* Task to complete:
Give back the whole listing exactly as shown.

(Records from a data source)
----

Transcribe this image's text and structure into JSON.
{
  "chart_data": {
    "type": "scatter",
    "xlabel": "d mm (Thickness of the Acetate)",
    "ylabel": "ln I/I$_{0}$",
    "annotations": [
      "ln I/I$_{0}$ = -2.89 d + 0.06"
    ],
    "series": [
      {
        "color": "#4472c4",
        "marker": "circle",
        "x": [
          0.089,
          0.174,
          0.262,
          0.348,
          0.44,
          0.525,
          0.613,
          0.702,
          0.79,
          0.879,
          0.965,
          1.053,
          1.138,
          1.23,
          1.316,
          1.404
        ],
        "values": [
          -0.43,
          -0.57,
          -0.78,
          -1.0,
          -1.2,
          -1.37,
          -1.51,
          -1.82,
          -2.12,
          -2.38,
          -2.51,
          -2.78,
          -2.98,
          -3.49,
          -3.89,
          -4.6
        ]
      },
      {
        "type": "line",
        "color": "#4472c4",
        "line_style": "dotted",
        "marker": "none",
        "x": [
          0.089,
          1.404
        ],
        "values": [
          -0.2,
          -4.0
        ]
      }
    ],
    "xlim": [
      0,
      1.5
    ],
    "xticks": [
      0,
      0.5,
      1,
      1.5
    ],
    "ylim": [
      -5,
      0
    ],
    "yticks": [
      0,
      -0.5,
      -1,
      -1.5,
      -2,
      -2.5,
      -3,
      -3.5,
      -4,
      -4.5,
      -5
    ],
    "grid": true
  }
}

----

* Response:
Transcribe this image's text and structure into JSON.
{
  "chart_data": {
    "type": "scatter",
    "xlabel": "d mm (Thickness of the Acetate)",
    "ylabel": "ln I/I$_{0}$",
    "annotations": [
      "ln I/I$_{0}$ = -2.89 d + 0.06"
    ],
    "series": [
      {
        "color": "#4472c4",
        "marker": "circle",
        "x": [
          0.089,
          0.174,
          0.262,
          0.348,
          0.44,
          0.525,
          0.613,
          0.702,
          0.79,
          0.879,
          0.965,
          1.053,
          1.138,
          1.23,
          1.316,
          1.404
        ],
        "values": [
          -0.43,
          -0.57,
          -0.78,
          -1.0,
          -1.2,
          -1.37,
          -1.51,
          -1.82,
          -2.12,
          -2.38,
          -2.51,
          -2.78,
          -2.98,
          -3.49,
          -3.89,
          -4.6
        ]
      },
      {
        "type": "line",
        "color": "#4472c4",
        "line_style": "dotted",
        "marker": "none",
        "x": [
          0.089,
          1.404
        ],
        "values": [
          -0.2,
          -4.0
        ]
      }
    ],
    "xlim": [
      0,
      1.5
    ],
    "xticks": [
      0,
      0.5,
      1,
      1.5
    ],
    "ylim": [
      -5,
      0
    ],
    "yticks": [
      0,
      -0.5,
      -1,
      -1.5,
      -2,
      -2.5,
      -3,
      -3.5,
      -4,
      -4.5,
      -5
    ],
    "grid": true
  }
}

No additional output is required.